• _Dataset items_:
☆ ☆ ☆ ☆ ☆ ☆ ☆
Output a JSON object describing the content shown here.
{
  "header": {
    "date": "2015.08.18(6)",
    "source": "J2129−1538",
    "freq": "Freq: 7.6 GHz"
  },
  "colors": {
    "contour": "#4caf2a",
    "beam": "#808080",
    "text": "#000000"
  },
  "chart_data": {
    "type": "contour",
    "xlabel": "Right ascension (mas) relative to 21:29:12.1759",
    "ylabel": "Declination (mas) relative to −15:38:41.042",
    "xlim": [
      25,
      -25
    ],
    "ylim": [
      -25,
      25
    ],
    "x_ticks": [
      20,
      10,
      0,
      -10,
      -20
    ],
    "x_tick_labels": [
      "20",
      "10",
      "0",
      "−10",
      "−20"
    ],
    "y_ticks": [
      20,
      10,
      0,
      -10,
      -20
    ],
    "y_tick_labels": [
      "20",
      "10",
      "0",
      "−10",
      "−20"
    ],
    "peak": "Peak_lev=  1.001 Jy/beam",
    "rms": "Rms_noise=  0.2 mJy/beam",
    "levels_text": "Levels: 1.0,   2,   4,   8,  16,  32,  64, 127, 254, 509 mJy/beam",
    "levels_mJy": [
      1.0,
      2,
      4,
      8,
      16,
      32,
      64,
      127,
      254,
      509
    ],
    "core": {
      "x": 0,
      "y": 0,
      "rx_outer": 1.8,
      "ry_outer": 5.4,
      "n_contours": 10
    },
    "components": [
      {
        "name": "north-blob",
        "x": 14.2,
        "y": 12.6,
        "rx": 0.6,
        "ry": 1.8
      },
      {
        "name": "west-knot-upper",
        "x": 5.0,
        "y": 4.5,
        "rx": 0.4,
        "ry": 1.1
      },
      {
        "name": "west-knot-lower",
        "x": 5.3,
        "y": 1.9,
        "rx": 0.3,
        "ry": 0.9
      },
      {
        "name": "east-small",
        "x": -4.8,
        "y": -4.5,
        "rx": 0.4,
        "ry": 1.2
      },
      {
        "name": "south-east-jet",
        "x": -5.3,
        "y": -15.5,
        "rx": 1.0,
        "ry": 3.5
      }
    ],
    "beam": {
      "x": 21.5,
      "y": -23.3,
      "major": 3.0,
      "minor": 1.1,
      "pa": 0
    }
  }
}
☆ ☆ ☆ ☆ ☆ ☆ ☆
• _THE EXERCISE_:
Check every line of the records above for the string "relative" and say how many contain it, giving the number alone.

• _FINAL ANSWER_:
2